What is required:
Leave out the pictures and reproduce all of the data exactly.

Dataset records:
-.-.-

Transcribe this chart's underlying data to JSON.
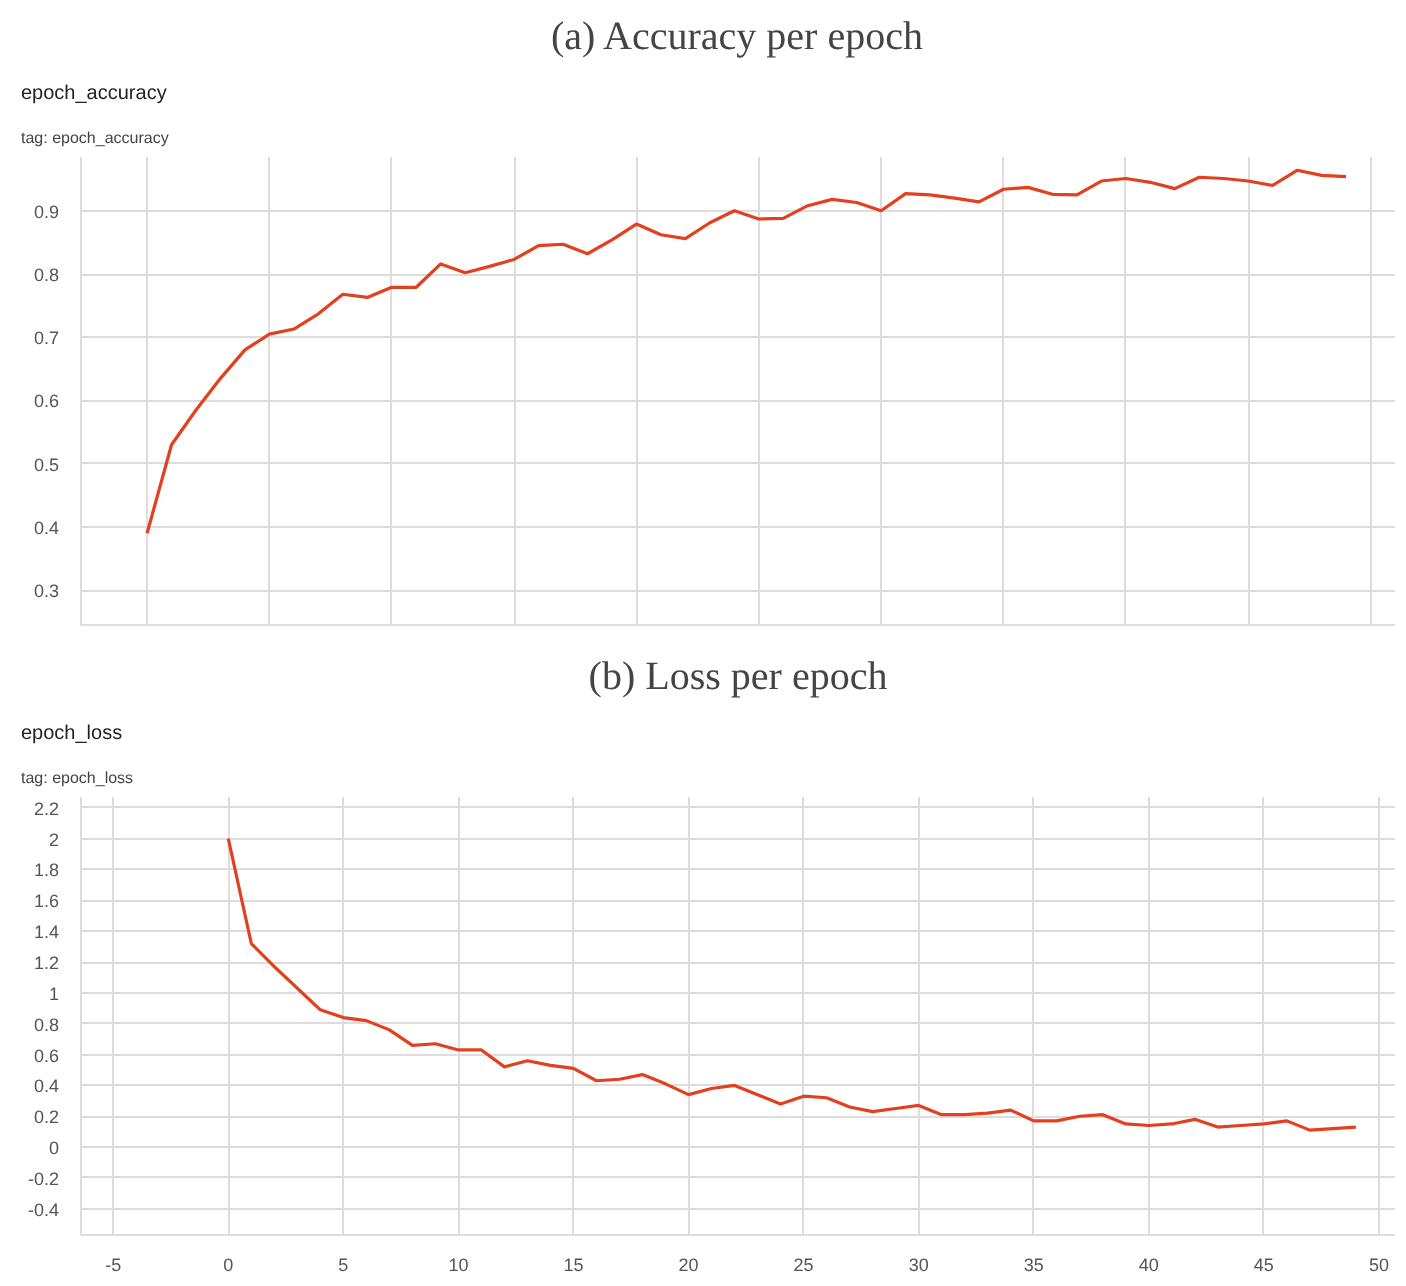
{
  "chart_data": [
    {
      "type": "line",
      "title": "(a) Accuracy per epoch",
      "subtitle": "epoch_accuracy",
      "annotations": [
        "tag: epoch_accuracy"
      ],
      "categories": [
        null,
        null,
        null,
        null,
        null,
        null,
        null,
        null,
        null,
        null,
        null,
        null,
        null,
        null,
        null,
        null,
        null,
        null,
        null,
        null,
        null,
        null,
        null,
        null,
        null,
        null,
        null,
        null,
        null,
        null,
        null,
        null,
        null,
        null,
        null,
        null,
        null,
        null,
        null,
        null,
        null,
        null,
        null,
        null,
        null,
        null,
        null,
        null,
        null,
        null
      ],
      "series": [
        {
          "color": "#e2401f",
          "values": [
            0.39,
            0.53,
            0.585,
            0.635,
            0.68,
            0.705,
            0.713,
            0.737,
            0.768,
            0.763,
            0.779,
            0.779,
            0.816,
            0.802,
            0.812,
            0.823,
            0.845,
            0.847,
            0.832,
            0.854,
            0.879,
            0.862,
            0.856,
            0.881,
            0.9,
            0.887,
            0.888,
            0.908,
            0.918,
            0.913,
            0.9,
            0.927,
            0.925,
            0.92,
            0.914,
            0.934,
            0.937,
            0.926,
            0.925,
            0.947,
            0.951,
            0.945,
            0.935,
            0.953,
            0.951,
            0.947,
            0.94,
            0.964,
            0.956,
            0.954
          ]
        }
      ],
      "ylim": [
        0.245,
        0.985
      ],
      "yticks": [
        0.3,
        0.4,
        0.5,
        0.6,
        0.7,
        0.8,
        0.9
      ],
      "grid": true
    },
    {
      "type": "line",
      "title": "(b) Loss per epoch",
      "subtitle": "epoch_loss",
      "annotations": [
        "tag: epoch_loss"
      ],
      "x": [
        0,
        1,
        2,
        3,
        4,
        5,
        6,
        7,
        8,
        9,
        10,
        11,
        12,
        13,
        14,
        15,
        16,
        17,
        18,
        19,
        20,
        21,
        22,
        23,
        24,
        25,
        26,
        27,
        28,
        29,
        30,
        31,
        32,
        33,
        34,
        35,
        36,
        37,
        38,
        39,
        40,
        41,
        42,
        43,
        44,
        45,
        46,
        47,
        48,
        49
      ],
      "series": [
        {
          "color": "#e2401f",
          "values": [
            2.0,
            1.32,
            1.17,
            1.03,
            0.89,
            0.84,
            0.82,
            0.76,
            0.66,
            0.67,
            0.63,
            0.63,
            0.52,
            0.56,
            0.53,
            0.51,
            0.43,
            0.44,
            0.47,
            0.41,
            0.34,
            0.38,
            0.4,
            0.34,
            0.28,
            0.33,
            0.32,
            0.26,
            0.23,
            0.25,
            0.27,
            0.21,
            0.21,
            0.22,
            0.24,
            0.17,
            0.17,
            0.2,
            0.21,
            0.15,
            0.14,
            0.15,
            0.18,
            0.13,
            0.14,
            0.15,
            0.17,
            0.11,
            0.12,
            0.13
          ]
        }
      ],
      "xlim": [
        -6.4,
        50.7
      ],
      "ylim": [
        -0.57,
        2.27
      ],
      "xticks": [
        -5,
        0,
        5,
        10,
        15,
        20,
        25,
        30,
        35,
        40,
        45,
        50
      ],
      "yticks": [
        -0.4,
        -0.2,
        0,
        0.2,
        0.4,
        0.6,
        0.8,
        1,
        1.2,
        1.4,
        1.6,
        1.8,
        2,
        2.2
      ],
      "grid": true
    }
  ]
}
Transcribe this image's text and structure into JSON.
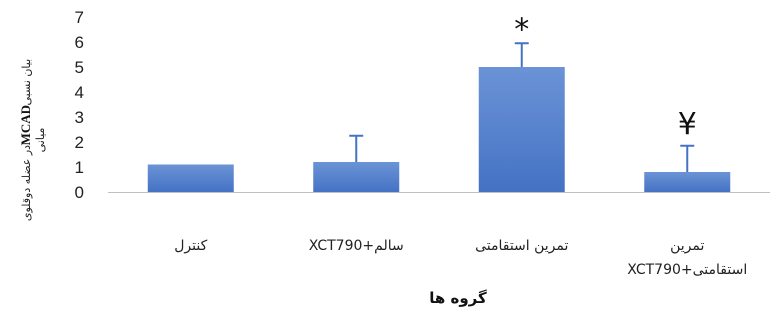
{
  "chart_data": {
    "type": "bar",
    "title": "",
    "xlabel": "گروه ها",
    "ylabel": {
      "prefix": "بیان نسبی",
      "bold": "MCAD",
      "suffix": "در عضله دوقلوی",
      "line2": "میانی"
    },
    "ylim": [
      0,
      7
    ],
    "yticks": [
      "0",
      "1",
      "2",
      "3",
      "4",
      "5",
      "6",
      "7"
    ],
    "grid": false,
    "categories": [
      {
        "line1": "کنترل",
        "line2": ""
      },
      {
        "line1": "سالم+XCT790",
        "line2": ""
      },
      {
        "line1": "تمرین استقامتی",
        "line2": ""
      },
      {
        "line1": "تمرین",
        "line2": "استقامتی+XCT790"
      }
    ],
    "values": [
      1.1,
      1.2,
      5.0,
      0.8
    ],
    "errors": [
      0,
      1.05,
      0.95,
      1.05
    ],
    "annotations": [
      "",
      "",
      "*",
      "¥"
    ],
    "bar_color": "#4472c4",
    "bar_color_light": "#6b93d6"
  }
}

-.-.-

Correct answer:
Transcribe this chart's underlying data to JSON.
{
  "chart_data": [
    {
      "type": "line",
      "title": "(a) Accuracy per epoch",
      "subtitle": "epoch_accuracy",
      "annotations": [
        "tag: epoch_accuracy"
      ],
      "categories": [
        null,
        null,
        null,
        null,
        null,
        null,
        null,
        null,
        null,
        null,
        null,
        null,
        null,
        null,
        null,
        null,
        null,
        null,
        null,
        null,
        null,
        null,
        null,
        null,
        null,
        null,
        null,
        null,
        null,
        null,
        null,
        null,
        null,
        null,
        null,
        null,
        null,
        null,
        null,
        null,
        null,
        null,
        null,
        null,
        null,
        null,
        null,
        null,
        null,
        null
      ],
      "series": [
        {
          "color": "#e2401f",
          "values": [
            0.39,
            0.53,
            0.585,
            0.635,
            0.68,
            0.705,
            0.713,
            0.737,
            0.768,
            0.763,
            0.779,
            0.779,
            0.816,
            0.802,
            0.812,
            0.823,
            0.845,
            0.847,
            0.832,
            0.854,
            0.879,
            0.862,
            0.856,
            0.881,
            0.9,
            0.887,
            0.888,
            0.908,
            0.918,
            0.913,
            0.9,
            0.927,
            0.925,
            0.92,
            0.914,
            0.934,
            0.937,
            0.926,
            0.925,
            0.947,
            0.951,
            0.945,
            0.935,
            0.953,
            0.951,
            0.947,
            0.94,
            0.964,
            0.956,
            0.954
          ]
        }
      ],
      "ylim": [
        0.245,
        0.985
      ],
      "yticks": [
        0.3,
        0.4,
        0.5,
        0.6,
        0.7,
        0.8,
        0.9
      ],
      "grid": true
    },
    {
      "type": "line",
      "title": "(b) Loss per epoch",
      "subtitle": "epoch_loss",
      "annotations": [
        "tag: epoch_loss"
      ],
      "x": [
        0,
        1,
        2,
        3,
        4,
        5,
        6,
        7,
        8,
        9,
        10,
        11,
        12,
        13,
        14,
        15,
        16,
        17,
        18,
        19,
        20,
        21,
        22,
        23,
        24,
        25,
        26,
        27,
        28,
        29,
        30,
        31,
        32,
        33,
        34,
        35,
        36,
        37,
        38,
        39,
        40,
        41,
        42,
        43,
        44,
        45,
        46,
        47,
        48,
        49
      ],
      "series": [
        {
          "color": "#e2401f",
          "values": [
            2.0,
            1.32,
            1.17,
            1.03,
            0.89,
            0.84,
            0.82,
            0.76,
            0.66,
            0.67,
            0.63,
            0.63,
            0.52,
            0.56,
            0.53,
            0.51,
            0.43,
            0.44,
            0.47,
            0.41,
            0.34,
            0.38,
            0.4,
            0.34,
            0.28,
            0.33,
            0.32,
            0.26,
            0.23,
            0.25,
            0.27,
            0.21,
            0.21,
            0.22,
            0.24,
            0.17,
            0.17,
            0.2,
            0.21,
            0.15,
            0.14,
            0.15,
            0.18,
            0.13,
            0.14,
            0.15,
            0.17,
            0.11,
            0.12,
            0.13
          ]
        }
      ],
      "xlim": [
        -6.4,
        50.7
      ],
      "ylim": [
        -0.57,
        2.27
      ],
      "xticks": [
        -5,
        0,
        5,
        10,
        15,
        20,
        25,
        30,
        35,
        40,
        45,
        50
      ],
      "yticks": [
        -0.4,
        -0.2,
        0,
        0.2,
        0.4,
        0.6,
        0.8,
        1,
        1.2,
        1.4,
        1.6,
        1.8,
        2,
        2.2
      ],
      "grid": true
    }
  ]
}
Transcribe this image's text and structure into JSON.
{
  "chart_data": {
    "type": "bar",
    "title": "",
    "xlabel": "گروه ها",
    "ylabel": {
      "prefix": "بیان نسبی",
      "bold": "MCAD",
      "suffix": "در عضله دوقلوی",
      "line2": "میانی"
    },
    "ylim": [
      0,
      7
    ],
    "yticks": [
      "0",
      "1",
      "2",
      "3",
      "4",
      "5",
      "6",
      "7"
    ],
    "grid": false,
    "categories": [
      {
        "line1": "کنترل",
        "line2": ""
      },
      {
        "line1": "سالم+XCT790",
        "line2": ""
      },
      {
        "line1": "تمرین استقامتی",
        "line2": ""
      },
      {
        "line1": "تمرین",
        "line2": "استقامتی+XCT790"
      }
    ],
    "values": [
      1.1,
      1.2,
      5.0,
      0.8
    ],
    "errors": [
      0,
      1.05,
      0.95,
      1.05
    ],
    "annotations": [
      "",
      "",
      "*",
      "¥"
    ],
    "bar_color": "#4472c4",
    "bar_color_light": "#6b93d6"
  }
}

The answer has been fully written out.